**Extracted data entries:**

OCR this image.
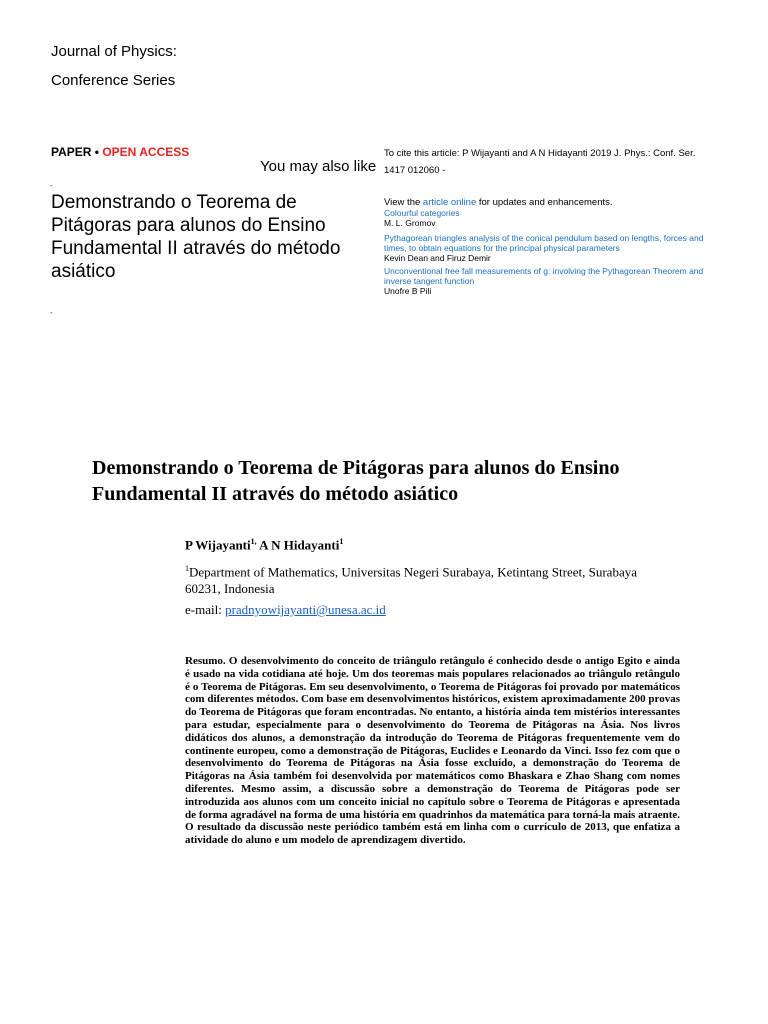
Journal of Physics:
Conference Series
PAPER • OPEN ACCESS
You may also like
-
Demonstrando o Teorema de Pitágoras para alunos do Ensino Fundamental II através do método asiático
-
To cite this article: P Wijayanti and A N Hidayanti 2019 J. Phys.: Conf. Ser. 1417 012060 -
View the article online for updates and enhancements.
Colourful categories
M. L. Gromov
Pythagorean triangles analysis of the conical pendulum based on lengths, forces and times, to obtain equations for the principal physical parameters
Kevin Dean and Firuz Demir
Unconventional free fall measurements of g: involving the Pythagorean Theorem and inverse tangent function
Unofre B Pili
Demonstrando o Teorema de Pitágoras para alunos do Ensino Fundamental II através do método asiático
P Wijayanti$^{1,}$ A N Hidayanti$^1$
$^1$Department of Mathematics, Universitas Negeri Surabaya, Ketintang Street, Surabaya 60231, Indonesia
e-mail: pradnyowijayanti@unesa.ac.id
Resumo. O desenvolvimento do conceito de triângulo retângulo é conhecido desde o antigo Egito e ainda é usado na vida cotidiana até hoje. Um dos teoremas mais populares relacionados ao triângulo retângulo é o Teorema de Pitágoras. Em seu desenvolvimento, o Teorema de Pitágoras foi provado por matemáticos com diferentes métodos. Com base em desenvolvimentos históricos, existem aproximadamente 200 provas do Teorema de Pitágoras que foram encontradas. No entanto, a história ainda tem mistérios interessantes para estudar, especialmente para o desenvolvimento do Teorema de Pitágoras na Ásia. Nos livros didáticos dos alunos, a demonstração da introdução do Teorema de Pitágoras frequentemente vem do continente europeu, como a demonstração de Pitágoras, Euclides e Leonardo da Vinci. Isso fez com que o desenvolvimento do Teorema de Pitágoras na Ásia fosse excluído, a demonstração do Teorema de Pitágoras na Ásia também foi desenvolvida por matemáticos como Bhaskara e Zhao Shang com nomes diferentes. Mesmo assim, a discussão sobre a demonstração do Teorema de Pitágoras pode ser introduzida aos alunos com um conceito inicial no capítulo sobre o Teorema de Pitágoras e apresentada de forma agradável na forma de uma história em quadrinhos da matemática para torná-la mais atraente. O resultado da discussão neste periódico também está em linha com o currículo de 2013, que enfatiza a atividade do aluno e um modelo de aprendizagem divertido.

---

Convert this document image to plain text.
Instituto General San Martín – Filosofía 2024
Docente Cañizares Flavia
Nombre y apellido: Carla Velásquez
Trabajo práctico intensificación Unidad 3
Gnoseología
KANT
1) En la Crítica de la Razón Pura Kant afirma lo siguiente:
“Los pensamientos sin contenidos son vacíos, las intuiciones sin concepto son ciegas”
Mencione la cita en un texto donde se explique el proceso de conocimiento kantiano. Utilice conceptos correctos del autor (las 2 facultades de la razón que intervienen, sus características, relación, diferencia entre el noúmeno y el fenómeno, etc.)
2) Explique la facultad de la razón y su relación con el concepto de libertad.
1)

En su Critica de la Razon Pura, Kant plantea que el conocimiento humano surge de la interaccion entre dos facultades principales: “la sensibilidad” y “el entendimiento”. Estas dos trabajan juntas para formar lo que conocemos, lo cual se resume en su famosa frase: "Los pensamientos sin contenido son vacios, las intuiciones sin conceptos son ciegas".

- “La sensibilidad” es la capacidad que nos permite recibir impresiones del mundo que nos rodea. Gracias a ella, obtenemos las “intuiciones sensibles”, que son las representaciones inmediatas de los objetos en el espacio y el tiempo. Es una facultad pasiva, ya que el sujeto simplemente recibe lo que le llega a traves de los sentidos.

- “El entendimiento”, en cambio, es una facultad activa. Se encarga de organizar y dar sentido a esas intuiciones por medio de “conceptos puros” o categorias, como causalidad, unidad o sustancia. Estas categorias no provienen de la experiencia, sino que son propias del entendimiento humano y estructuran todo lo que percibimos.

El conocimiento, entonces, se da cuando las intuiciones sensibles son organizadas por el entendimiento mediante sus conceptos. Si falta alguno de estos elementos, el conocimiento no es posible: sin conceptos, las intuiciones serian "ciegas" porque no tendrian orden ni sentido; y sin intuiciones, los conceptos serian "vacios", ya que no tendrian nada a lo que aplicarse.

==

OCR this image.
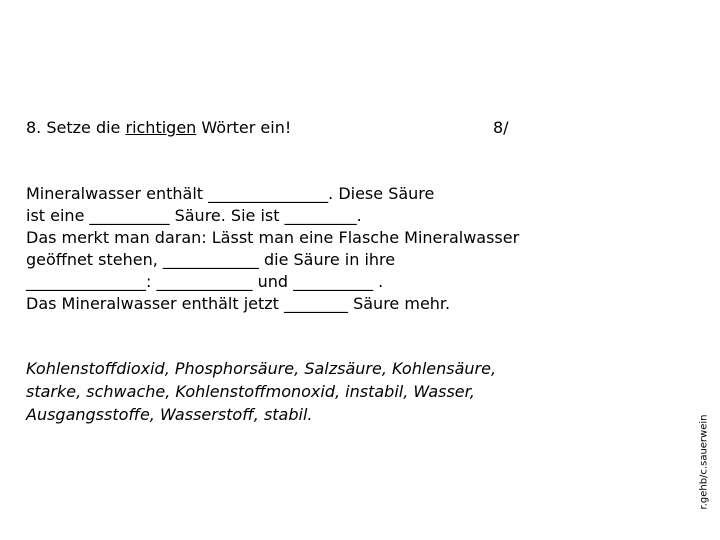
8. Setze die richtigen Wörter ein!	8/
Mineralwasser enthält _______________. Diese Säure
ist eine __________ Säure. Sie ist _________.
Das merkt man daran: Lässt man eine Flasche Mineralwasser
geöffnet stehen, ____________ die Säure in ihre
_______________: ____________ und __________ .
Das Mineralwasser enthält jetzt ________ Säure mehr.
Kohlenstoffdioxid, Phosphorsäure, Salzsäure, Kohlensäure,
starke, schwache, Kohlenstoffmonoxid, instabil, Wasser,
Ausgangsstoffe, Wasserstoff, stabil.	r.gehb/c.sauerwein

**Stated task:** Copy out each line in the preceding records that contains "Mineralwasser".

**Exercise result:**
Mineralwasser enthält _______________. Diese Säure
Das merkt man daran: Lässt man eine Flasche Mineralwasser
Das Mineralwasser enthält jetzt ________ Säure mehr.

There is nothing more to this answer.